[Extracted records]
** Begin **
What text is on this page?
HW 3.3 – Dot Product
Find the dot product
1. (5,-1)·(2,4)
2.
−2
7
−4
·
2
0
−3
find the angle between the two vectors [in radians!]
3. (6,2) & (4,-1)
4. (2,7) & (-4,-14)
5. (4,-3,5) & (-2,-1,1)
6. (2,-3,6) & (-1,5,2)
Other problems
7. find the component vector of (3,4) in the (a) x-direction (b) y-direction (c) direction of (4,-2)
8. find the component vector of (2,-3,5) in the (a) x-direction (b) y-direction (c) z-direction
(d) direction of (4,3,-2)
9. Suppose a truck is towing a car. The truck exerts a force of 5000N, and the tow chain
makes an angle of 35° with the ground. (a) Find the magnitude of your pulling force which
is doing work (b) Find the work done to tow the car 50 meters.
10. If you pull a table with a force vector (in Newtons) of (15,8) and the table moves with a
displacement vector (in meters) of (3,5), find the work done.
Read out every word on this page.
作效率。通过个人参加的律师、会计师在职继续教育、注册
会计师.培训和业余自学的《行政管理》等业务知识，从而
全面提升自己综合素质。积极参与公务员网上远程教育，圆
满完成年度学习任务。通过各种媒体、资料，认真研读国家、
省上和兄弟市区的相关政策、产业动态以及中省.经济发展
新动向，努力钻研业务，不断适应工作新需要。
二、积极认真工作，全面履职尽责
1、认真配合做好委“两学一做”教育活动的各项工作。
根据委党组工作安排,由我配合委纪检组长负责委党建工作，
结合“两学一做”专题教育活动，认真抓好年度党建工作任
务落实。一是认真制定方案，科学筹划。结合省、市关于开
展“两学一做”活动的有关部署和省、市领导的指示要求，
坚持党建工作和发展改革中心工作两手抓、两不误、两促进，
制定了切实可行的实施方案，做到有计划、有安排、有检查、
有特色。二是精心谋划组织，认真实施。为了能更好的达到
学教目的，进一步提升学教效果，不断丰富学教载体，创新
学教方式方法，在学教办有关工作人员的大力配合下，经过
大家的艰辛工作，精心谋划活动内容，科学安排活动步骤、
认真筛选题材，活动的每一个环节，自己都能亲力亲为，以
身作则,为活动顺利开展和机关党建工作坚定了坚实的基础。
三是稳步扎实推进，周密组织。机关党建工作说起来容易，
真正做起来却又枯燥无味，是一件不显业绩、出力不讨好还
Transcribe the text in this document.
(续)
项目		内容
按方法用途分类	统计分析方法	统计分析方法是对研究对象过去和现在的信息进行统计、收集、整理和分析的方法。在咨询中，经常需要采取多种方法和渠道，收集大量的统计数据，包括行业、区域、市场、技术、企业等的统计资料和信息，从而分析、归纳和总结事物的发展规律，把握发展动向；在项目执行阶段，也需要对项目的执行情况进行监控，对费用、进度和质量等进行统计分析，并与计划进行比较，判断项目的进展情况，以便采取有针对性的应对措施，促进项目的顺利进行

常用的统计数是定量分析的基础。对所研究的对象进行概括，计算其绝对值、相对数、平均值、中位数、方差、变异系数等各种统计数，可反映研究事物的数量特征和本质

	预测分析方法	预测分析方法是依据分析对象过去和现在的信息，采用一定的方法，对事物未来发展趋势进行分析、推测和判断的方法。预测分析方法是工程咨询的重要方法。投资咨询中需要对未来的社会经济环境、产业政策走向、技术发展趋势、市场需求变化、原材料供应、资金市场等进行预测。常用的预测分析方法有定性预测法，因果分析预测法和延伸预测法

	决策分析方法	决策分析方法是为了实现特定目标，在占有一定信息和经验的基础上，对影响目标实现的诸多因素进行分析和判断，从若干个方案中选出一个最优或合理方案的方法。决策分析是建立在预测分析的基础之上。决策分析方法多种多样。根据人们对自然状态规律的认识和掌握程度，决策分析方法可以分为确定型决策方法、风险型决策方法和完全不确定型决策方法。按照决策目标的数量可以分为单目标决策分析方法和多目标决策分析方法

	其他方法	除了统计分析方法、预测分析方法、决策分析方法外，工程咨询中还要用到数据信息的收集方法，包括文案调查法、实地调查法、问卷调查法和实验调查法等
** End **
• _STATED EXERCISE_: All of the entries above should be written out again exactly.

• _SOLUTION_:
What text is on this page?
HW 3.3 – Dot Product
Find the dot product
1. (5,-1)·(2,4)
2.
−2
7
−4
·
2
0
−3
find the angle between the two vectors [in radians!]
3. (6,2) & (4,-1)
4. (2,7) & (-4,-14)
5. (4,-3,5) & (-2,-1,1)
6. (2,-3,6) & (-1,5,2)
Other problems
7. find the component vector of (3,4) in the (a) x-direction (b) y-direction (c) direction of (4,-2)
8. find the component vector of (2,-3,5) in the (a) x-direction (b) y-direction (c) z-direction
(d) direction of (4,3,-2)
9. Suppose a truck is towing a car. The truck exerts a force of 5000N, and the tow chain
makes an angle of 35° with the ground. (a) Find the magnitude of your pulling force which
is doing work (b) Find the work done to tow the car 50 meters.
10. If you pull a table with a force vector (in Newtons) of (15,8) and the table moves with a
displacement vector (in meters) of (3,5), find the work done.
Read out every word on this page.
作效率。通过个人参加的律师、会计师在职继续教育、注册
会计师.培训和业余自学的《行政管理》等业务知识，从而
全面提升自己综合素质。积极参与公务员网上远程教育，圆
满完成年度学习任务。通过各种媒体、资料，认真研读国家、
省上和兄弟市区的相关政策、产业动态以及中省.经济发展
新动向，努力钻研业务，不断适应工作新需要。
二、积极认真工作，全面履职尽责
1、认真配合做好委“两学一做”教育活动的各项工作。
根据委党组工作安排,由我配合委纪检组长负责委党建工作，
结合“两学一做”专题教育活动，认真抓好年度党建工作任
务落实。一是认真制定方案，科学筹划。结合省、市关于开
展“两学一做”活动的有关部署和省、市领导的指示要求，
坚持党建工作和发展改革中心工作两手抓、两不误、两促进，
制定了切实可行的实施方案，做到有计划、有安排、有检查、
有特色。二是精心谋划组织，认真实施。为了能更好的达到
学教目的，进一步提升学教效果，不断丰富学教载体，创新
学教方式方法，在学教办有关工作人员的大力配合下，经过
大家的艰辛工作，精心谋划活动内容，科学安排活动步骤、
认真筛选题材，活动的每一个环节，自己都能亲力亲为，以
身作则,为活动顺利开展和机关党建工作坚定了坚实的基础。
三是稳步扎实推进，周密组织。机关党建工作说起来容易，
真正做起来却又枯燥无味，是一件不显业绩、出力不讨好还
Transcribe the text in this document.
(续)
项目		内容
按方法用途分类	统计分析方法	统计分析方法是对研究对象过去和现在的信息进行统计、收集、整理和分析的方法。在咨询中，经常需要采取多种方法和渠道，收集大量的统计数据，包括行业、区域、市场、技术、企业等的统计资料和信息，从而分析、归纳和总结事物的发展规律，把握发展动向；在项目执行阶段，也需要对项目的执行情况进行监控，对费用、进度和质量等进行统计分析，并与计划进行比较，判断项目的进展情况，以便采取有针对性的应对措施，促进项目的顺利进行

常用的统计数是定量分析的基础。对所研究的对象进行概括，计算其绝对值、相对数、平均值、中位数、方差、变异系数等各种统计数，可反映研究事物的数量特征和本质

	预测分析方法	预测分析方法是依据分析对象过去和现在的信息，采用一定的方法，对事物未来发展趋势进行分析、推测和判断的方法。预测分析方法是工程咨询的重要方法。投资咨询中需要对未来的社会经济环境、产业政策走向、技术发展趋势、市场需求变化、原材料供应、资金市场等进行预测。常用的预测分析方法有定性预测法，因果分析预测法和延伸预测法

	决策分析方法	决策分析方法是为了实现特定目标，在占有一定信息和经验的基础上，对影响目标实现的诸多因素进行分析和判断，从若干个方案中选出一个最优或合理方案的方法。决策分析是建立在预测分析的基础之上。决策分析方法多种多样。根据人们对自然状态规律的认识和掌握程度，决策分析方法可以分为确定型决策方法、风险型决策方法和完全不确定型决策方法。按照决策目标的数量可以分为单目标决策分析方法和多目标决策分析方法

	其他方法	除了统计分析方法、预测分析方法、决策分析方法外，工程咨询中还要用到数据信息的收集方法，包括文案调查法、实地调查法、问卷调查法和实验调查法等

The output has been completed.